[Collected data entries]
########################################
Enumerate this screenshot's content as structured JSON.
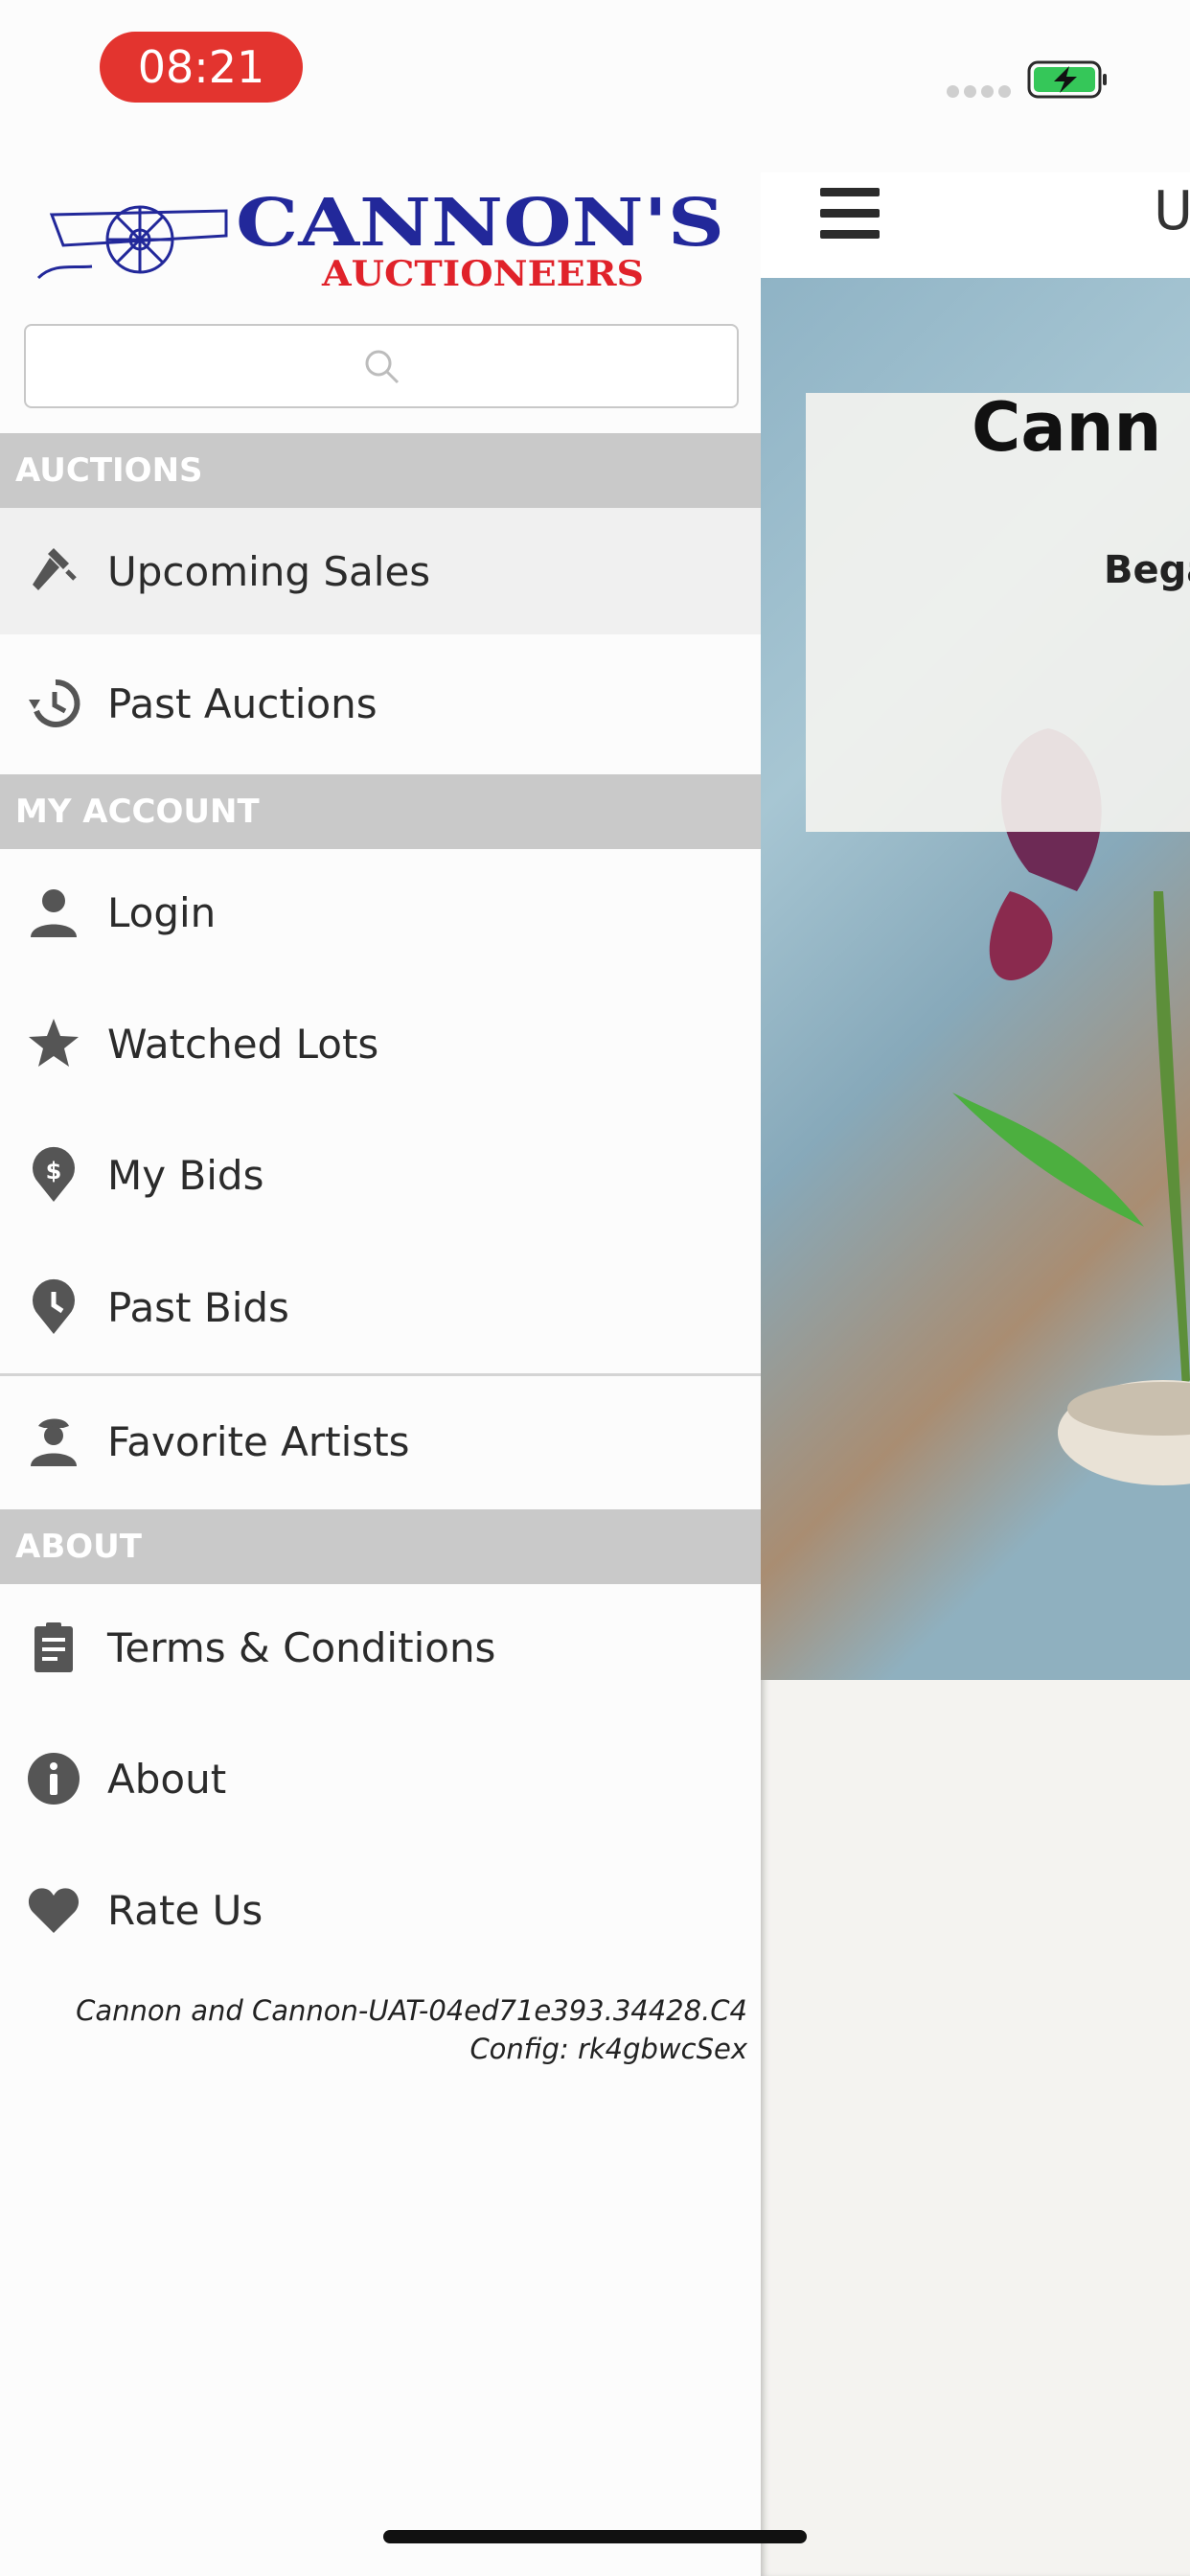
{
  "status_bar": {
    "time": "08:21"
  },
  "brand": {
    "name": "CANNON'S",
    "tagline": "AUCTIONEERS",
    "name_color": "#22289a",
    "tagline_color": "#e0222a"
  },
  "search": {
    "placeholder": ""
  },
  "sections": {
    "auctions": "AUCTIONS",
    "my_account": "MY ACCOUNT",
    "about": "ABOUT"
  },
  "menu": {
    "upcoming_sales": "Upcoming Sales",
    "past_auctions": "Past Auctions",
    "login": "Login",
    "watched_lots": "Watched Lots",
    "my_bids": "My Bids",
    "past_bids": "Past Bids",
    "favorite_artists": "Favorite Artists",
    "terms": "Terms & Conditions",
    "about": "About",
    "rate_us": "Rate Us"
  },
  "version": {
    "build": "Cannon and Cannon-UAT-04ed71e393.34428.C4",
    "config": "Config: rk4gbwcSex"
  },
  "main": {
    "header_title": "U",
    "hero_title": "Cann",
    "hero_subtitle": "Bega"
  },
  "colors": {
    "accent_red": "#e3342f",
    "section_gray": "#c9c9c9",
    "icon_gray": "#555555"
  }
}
########################################
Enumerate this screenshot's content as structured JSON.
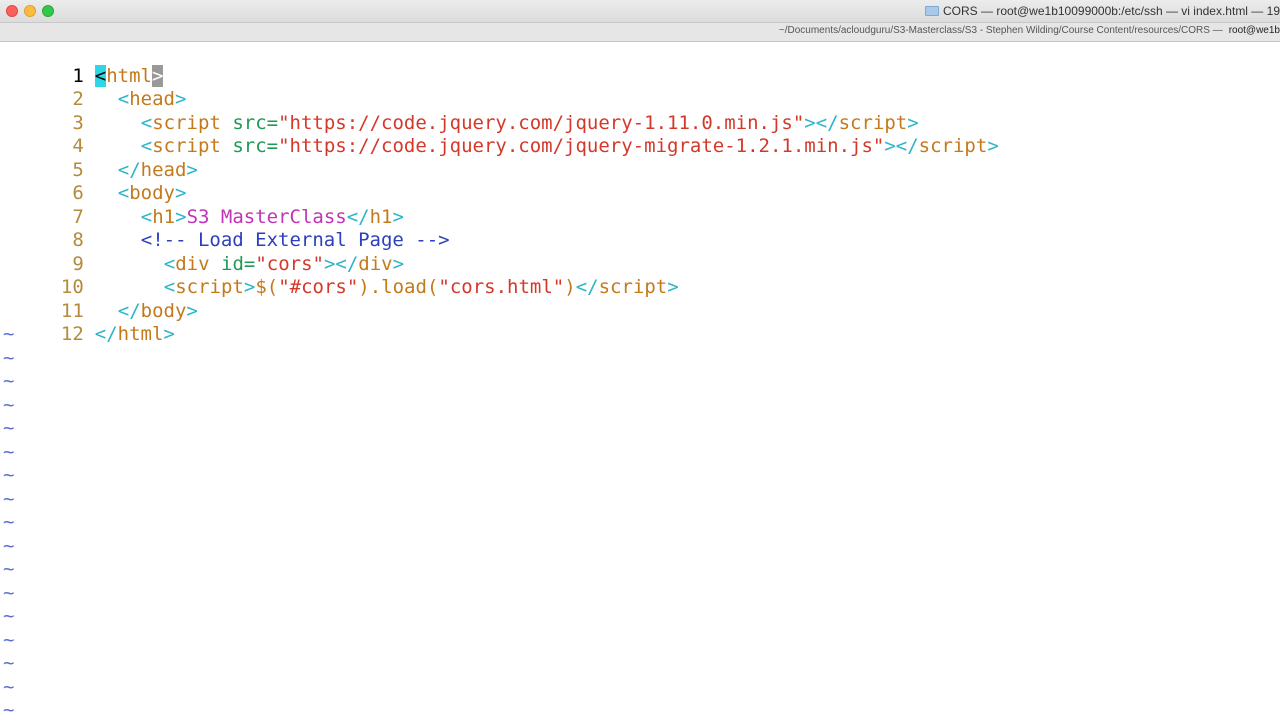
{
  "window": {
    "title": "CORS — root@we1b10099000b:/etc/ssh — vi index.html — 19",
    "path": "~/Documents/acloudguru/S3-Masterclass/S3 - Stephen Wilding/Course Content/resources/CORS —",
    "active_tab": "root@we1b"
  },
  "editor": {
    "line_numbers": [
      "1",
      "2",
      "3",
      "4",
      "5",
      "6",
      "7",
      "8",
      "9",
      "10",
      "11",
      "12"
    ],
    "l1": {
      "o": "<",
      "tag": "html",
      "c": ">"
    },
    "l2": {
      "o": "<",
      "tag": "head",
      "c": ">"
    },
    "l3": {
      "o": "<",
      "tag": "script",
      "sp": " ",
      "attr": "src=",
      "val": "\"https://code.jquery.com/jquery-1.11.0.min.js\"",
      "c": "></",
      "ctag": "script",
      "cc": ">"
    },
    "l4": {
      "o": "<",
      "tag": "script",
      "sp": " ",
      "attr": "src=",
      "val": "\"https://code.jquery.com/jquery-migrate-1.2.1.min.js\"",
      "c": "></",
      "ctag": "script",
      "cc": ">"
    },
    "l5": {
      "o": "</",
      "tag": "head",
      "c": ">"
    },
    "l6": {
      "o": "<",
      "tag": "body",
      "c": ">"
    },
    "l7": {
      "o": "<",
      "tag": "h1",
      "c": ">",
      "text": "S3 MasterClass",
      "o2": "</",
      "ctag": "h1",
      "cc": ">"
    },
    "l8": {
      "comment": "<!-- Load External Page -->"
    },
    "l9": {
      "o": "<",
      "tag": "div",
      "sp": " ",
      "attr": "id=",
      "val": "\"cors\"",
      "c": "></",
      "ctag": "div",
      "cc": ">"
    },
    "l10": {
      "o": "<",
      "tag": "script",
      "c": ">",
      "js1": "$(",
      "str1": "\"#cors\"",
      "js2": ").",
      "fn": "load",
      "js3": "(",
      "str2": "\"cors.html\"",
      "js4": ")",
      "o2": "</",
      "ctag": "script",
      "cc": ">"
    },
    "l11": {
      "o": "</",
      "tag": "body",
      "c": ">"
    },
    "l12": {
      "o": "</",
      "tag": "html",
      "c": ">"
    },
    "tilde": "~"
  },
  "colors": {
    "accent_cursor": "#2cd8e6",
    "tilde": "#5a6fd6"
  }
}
########################################
▶ AIM OF THE TASK:
Examine the listing and say how many of its lines contain the string "Past". Give the number alone.

▶ EXERCISE ANSWER:
2